Lines containing the word "palmitynian" need to be counted. Please reply with how many there are, and nothing else.

───── Source records ─────

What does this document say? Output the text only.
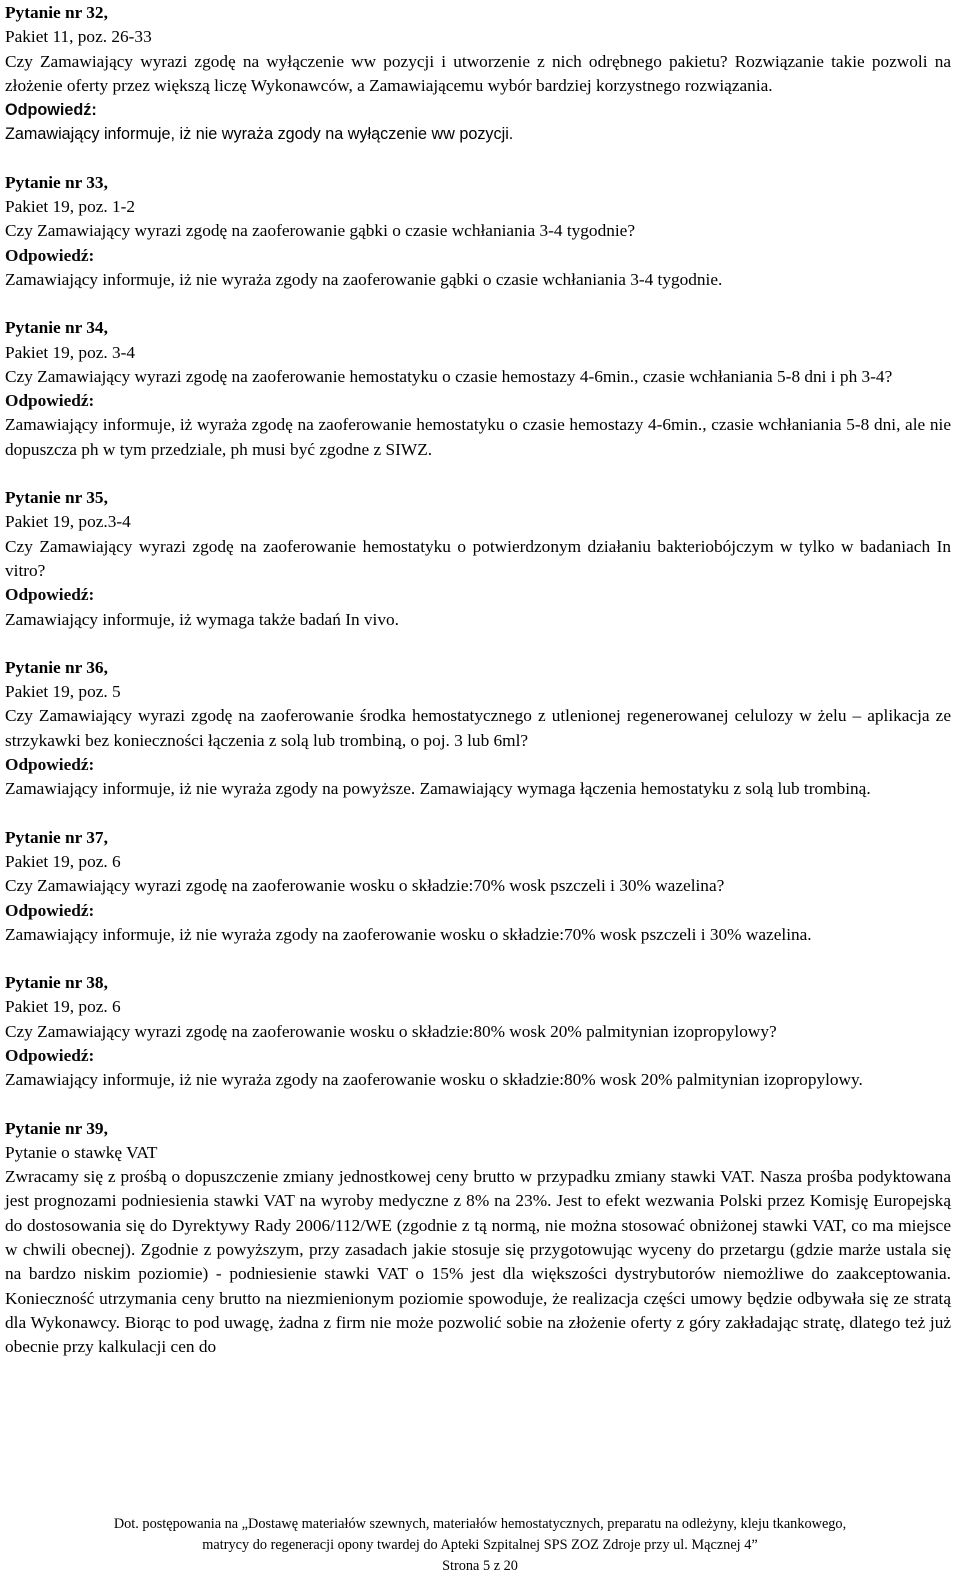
Pytanie nr 32,

Pakiet 11, poz. 26-33

Czy Zamawiający wyrazi zgodę na wyłączenie ww pozycji i utworzenie z nich odrębnego pakietu? Rozwiązanie takie pozwoli na złożenie oferty przez większą liczę Wykonawców, a Zamawiającemu wybór bardziej korzystnego rozwiązania.

Odpowiedź:

Zamawiający informuje, iż nie wyraża zgody na wyłączenie ww pozycji.

Pytanie nr 33,

Pakiet 19, poz. 1-2

Czy Zamawiający wyrazi zgodę na zaoferowanie gąbki o czasie wchłaniania 3-4 tygodnie?

Odpowiedź:

Zamawiający informuje, iż nie wyraża zgody na zaoferowanie gąbki o czasie wchłaniania 3-4 tygodnie.

Pytanie nr 34,

Pakiet 19, poz. 3-4

Czy Zamawiający wyrazi zgodę na zaoferowanie hemostatyku o czasie hemostazy 4-6min., czasie wchłaniania 5-8 dni i ph 3-4?

Odpowiedź:

Zamawiający informuje, iż wyraża zgodę na zaoferowanie hemostatyku o czasie hemostazy 4-6min., czasie wchłaniania 5-8 dni, ale nie dopuszcza ph w tym przedziale, ph musi być zgodne z SIWZ.

Pytanie nr 35,

Pakiet 19, poz.3-4

Czy Zamawiający wyrazi zgodę na zaoferowanie hemostatyku o potwierdzonym działaniu bakteriobójczym w tylko w badaniach In vitro?

Odpowiedź:

Zamawiający informuje, iż wymaga także badań In vivo.

Pytanie nr 36,

Pakiet 19, poz. 5

Czy Zamawiający wyrazi zgodę na zaoferowanie środka hemostatycznego z utlenionej regenerowanej celulozy w żelu – aplikacja ze strzykawki bez konieczności łączenia z solą lub trombiną, o poj. 3 lub 6ml?

Odpowiedź:

Zamawiający informuje, iż nie wyraża zgody na powyższe. Zamawiający wymaga łączenia hemostatyku z solą lub trombiną.

Pytanie nr 37,

Pakiet 19, poz. 6

Czy Zamawiający wyrazi zgodę na zaoferowanie wosku o składzie:70% wosk pszczeli i 30% wazelina?

Odpowiedź:

Zamawiający informuje, iż nie wyraża zgody na zaoferowanie wosku o składzie:70% wosk pszczeli i 30% wazelina.

Pytanie nr 38,

Pakiet 19, poz. 6

Czy Zamawiający wyrazi zgodę na zaoferowanie wosku o składzie:80% wosk 20% palmitynian izopropylowy?

Odpowiedź:

Zamawiający informuje, iż nie wyraża zgody na zaoferowanie wosku o składzie:80% wosk 20% palmitynian izopropylowy.

Pytanie nr 39,

Pytanie o stawkę VAT

Zwracamy się z prośbą o dopuszczenie zmiany jednostkowej ceny brutto w przypadku zmiany stawki VAT. Nasza prośba podyktowana jest prognozami podniesienia stawki VAT na wyroby medyczne z 8% na 23%. Jest to efekt wezwania Polski przez Komisję Europejską do dostosowania się do Dyrektywy Rady 2006/112/WE (zgodnie z tą normą, nie można stosować obniżonej stawki VAT, co ma miejsce w chwili obecnej). Zgodnie z powyższym, przy zasadach jakie stosuje się przygotowując wyceny do przetargu (gdzie marże ustala się na bardzo niskim poziomie) - podniesienie stawki VAT o 15% jest dla większości dystrybutorów niemożliwe do zaakceptowania. Konieczność utrzymania ceny brutto na niezmienionym poziomie spowoduje, że realizacja części umowy będzie odbywała się ze stratą dla Wykonawcy. Biorąc to pod uwagę, żadna z firm nie może pozwolić sobie na złożenie oferty z góry zakładając stratę, dlatego też już obecnie przy kalkulacji cen do

Dot. postępowania na „Dostawę materiałów szewnych, materiałów hemostatycznych, preparatu na odleżyny, kleju tkankowego,

matrycy do regeneracji opony twardej do Apteki Szpitalnej SPS ZOZ Zdroje przy ul. Mącznej 4”

Strona 5 z 20
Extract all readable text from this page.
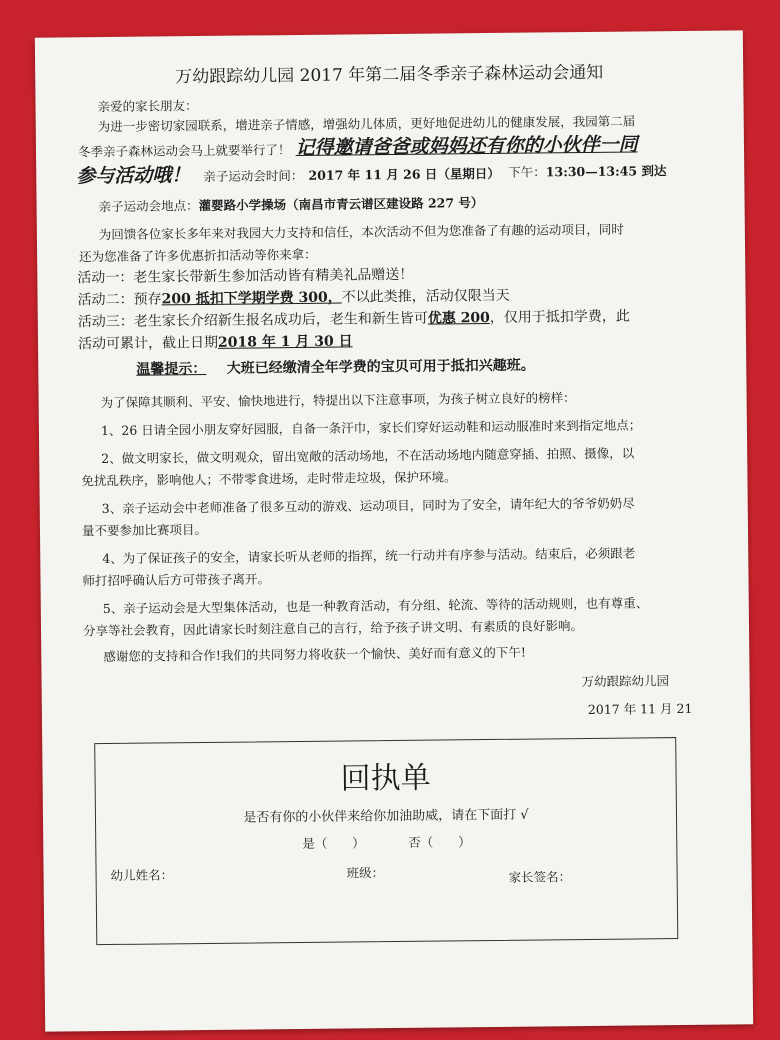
万幼跟踪幼儿园 2017 年第二届冬季亲子森林运动会通知
亲爱的家长朋友：
为进一步密切家园联系，增进亲子情感，增强幼儿体质，更好地促进幼儿的健康发展，我园第二届
冬季亲子森林运动会马上就要举行了！ 记得邀请爸爸或妈妈还有你的小伙伴一同
参与活动哦！ 亲子运动会时间： 2017 年 11 月 26 日（星期日） 下午：13:30—13:45 到达
亲子运动会地点：灌婴路小学操场（南昌市青云谱区建设路 227 号）
为回馈各位家长多年来对我园大力支持和信任，本次活动不但为您准备了有趣的运动项目，同时
还为您准备了许多优惠折扣活动等你来拿：
活动一：老生家长带新生参加活动皆有精美礼品赠送！
活动二：预存200 抵扣下学期学费 300，不以此类推，活动仅限当天
活动三：老生家长介绍新生报名成功后，老生和新生皆可优惠 200，仅用于抵扣学费，此
活动可累计，截止日期2018 年 1 月 30 日
温馨提示： 大班已经缴清全年学费的宝贝可用于抵扣兴趣班。
为了保障其顺利、平安、愉快地进行，特提出以下注意事项，为孩子树立良好的榜样：
1、26 日请全园小朋友穿好园服，自备一条汗巾，家长们穿好运动鞋和运动服准时来到指定地点；
2、做文明家长，做文明观众，留出宽敞的活动场地，不在活动场地内随意穿插、拍照、摄像，以
免扰乱秩序，影响他人；不带零食进场，走时带走垃圾，保护环境。
3、亲子运动会中老师准备了很多互动的游戏、运动项目，同时为了安全，请年纪大的爷爷奶奶尽
量不要参加比赛项目。
4、为了保证孩子的安全，请家长听从老师的指挥，统一行动并有序参与活动。结束后，必须跟老
师打招呼确认后方可带孩子离开。
5、亲子运动会是大型集体活动，也是一种教育活动，有分组、轮流、等待的活动规则，也有尊重、
分享等社会教育，因此请家长时刻注意自己的言行，给予孩子讲文明、有素质的良好影响。
感谢您的支持和合作!我们的共同努力将收获一个愉快、美好而有意义的下午!
万幼跟踪幼儿园
2017 年 11 月 21
回执单
是否有你的小伙伴来给你加油助威，请在下面打 √
是（　　）	否（　　）
幼儿姓名：	班级：	家长签名：
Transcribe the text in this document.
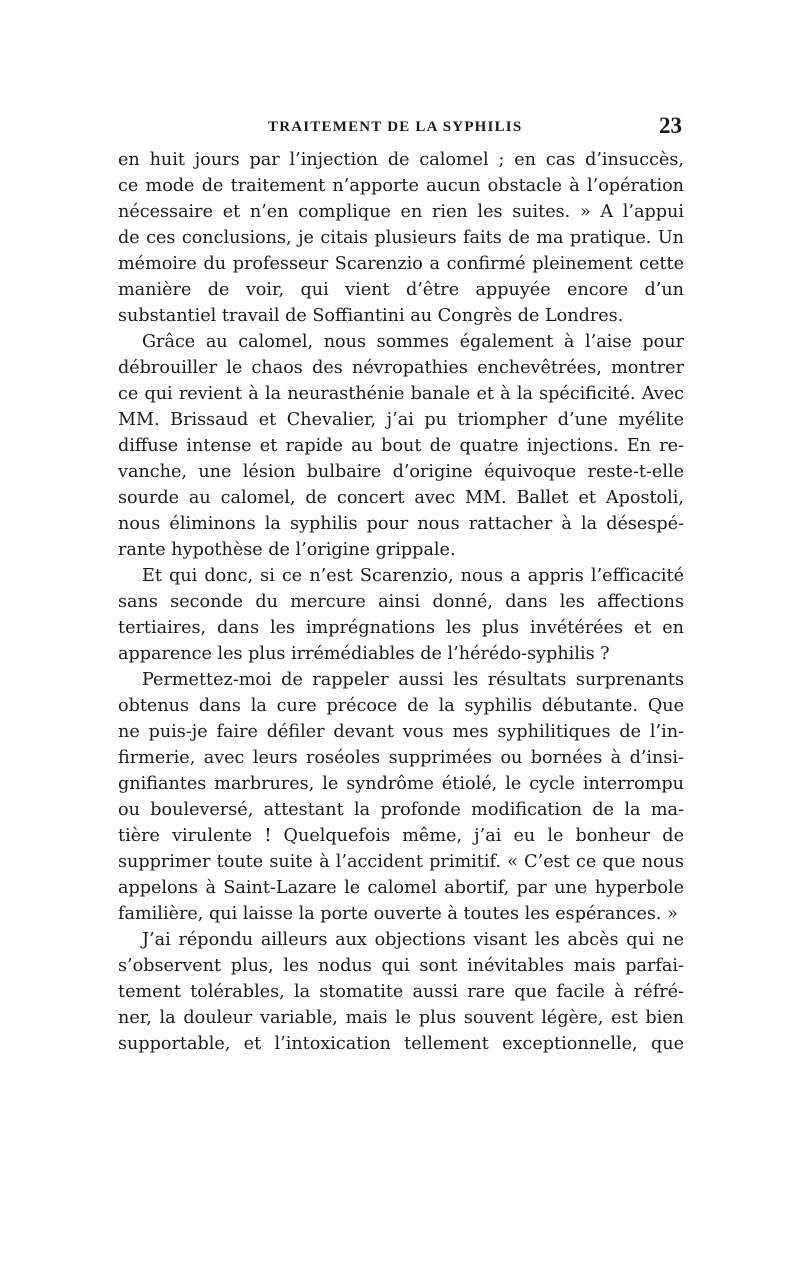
TRAITEMENT DE LA SYPHILIS	23
en huit jours par l’injection de calomel ; en cas d’insuccès,
ce mode de traitement n’apporte aucun obstacle à l’opération
nécessaire et n’en complique en rien les suites. » A l’appui
de ces conclusions, je citais plusieurs faits de ma pratique. Un
mémoire du professeur Scarenzio a confirmé pleinement cette
manière de voir, qui vient d’être appuyée encore d’un
substantiel travail de Soffiantini au Congrès de Londres.
Grâce au calomel, nous sommes également à l’aise pour
débrouiller le chaos des névropathies enchevêtrées, montrer
ce qui revient à la neurasthénie banale et à la spécificité. Avec
MM. Brissaud et Chevalier, j’ai pu triompher d’une myélite
diffuse intense et rapide au bout de quatre injections. En re-
vanche, une lésion bulbaire d’origine équivoque reste-t-elle
sourde au calomel, de concert avec MM. Ballet et Apostoli,
nous éliminons la syphilis pour nous rattacher à la désespé-
rante hypothèse de l’origine grippale.
Et qui donc, si ce n’est Scarenzio, nous a appris l’efficacité
sans seconde du mercure ainsi donné, dans les affections
tertiaires, dans les imprégnations les plus invétérées et en
apparence les plus irrémédiables de l’hérédo-syphilis ?
Permettez-moi de rappeler aussi les résultats surprenants
obtenus dans la cure précoce de la syphilis débutante. Que
ne puis-je faire défiler devant vous mes syphilitiques de l’in-
firmerie, avec leurs roséoles supprimées ou bornées à d’insi-
gnifiantes marbrures, le syndrôme étiolé, le cycle interrompu
ou bouleversé, attestant la profonde modification de la ma-
tière virulente ! Quelquefois même, j’ai eu le bonheur de
supprimer toute suite à l’accident primitif. « C’est ce que nous
appelons à Saint-Lazare le calomel abortif, par une hyperbole
familière, qui laisse la porte ouverte à toutes les espérances. »
J’ai répondu ailleurs aux objections visant les abcès qui ne
s’observent plus, les nodus qui sont inévitables mais parfai-
tement tolérables, la stomatite aussi rare que facile à réfré-
ner, la douleur variable, mais le plus souvent légère, est bien
supportable, et l’intoxication tellement exceptionnelle, que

─────

Task output — 2